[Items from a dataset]
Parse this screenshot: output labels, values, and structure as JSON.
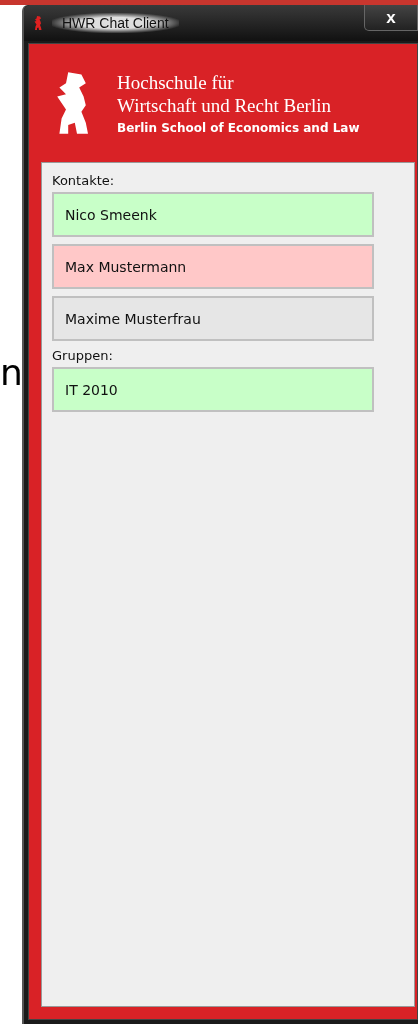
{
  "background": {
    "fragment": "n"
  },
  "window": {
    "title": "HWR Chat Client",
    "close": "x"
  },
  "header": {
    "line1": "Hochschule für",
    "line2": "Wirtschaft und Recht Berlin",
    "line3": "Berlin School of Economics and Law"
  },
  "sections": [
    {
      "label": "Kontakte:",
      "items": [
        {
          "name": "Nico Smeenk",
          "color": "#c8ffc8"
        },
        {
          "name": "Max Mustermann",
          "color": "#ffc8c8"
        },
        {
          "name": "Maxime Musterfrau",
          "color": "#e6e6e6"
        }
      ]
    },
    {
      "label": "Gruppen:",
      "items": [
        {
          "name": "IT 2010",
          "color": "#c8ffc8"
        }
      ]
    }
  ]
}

### WHAT TO WORK ON
Restate each line of the records exactly; pictures do not belong in the copy.

### FINISHED TASK
Parse this screenshot: output labels, values, and structure as JSON.
{
  "background": {
    "fragment": "n"
  },
  "window": {
    "title": "HWR Chat Client",
    "close": "x"
  },
  "header": {
    "line1": "Hochschule für",
    "line2": "Wirtschaft und Recht Berlin",
    "line3": "Berlin School of Economics and Law"
  },
  "sections": [
    {
      "label": "Kontakte:",
      "items": [
        {
          "name": "Nico Smeenk",
          "color": "#c8ffc8"
        },
        {
          "name": "Max Mustermann",
          "color": "#ffc8c8"
        },
        {
          "name": "Maxime Musterfrau",
          "color": "#e6e6e6"
        }
      ]
    },
    {
      "label": "Gruppen:",
      "items": [
        {
          "name": "IT 2010",
          "color": "#c8ffc8"
        }
      ]
    }
  ]
}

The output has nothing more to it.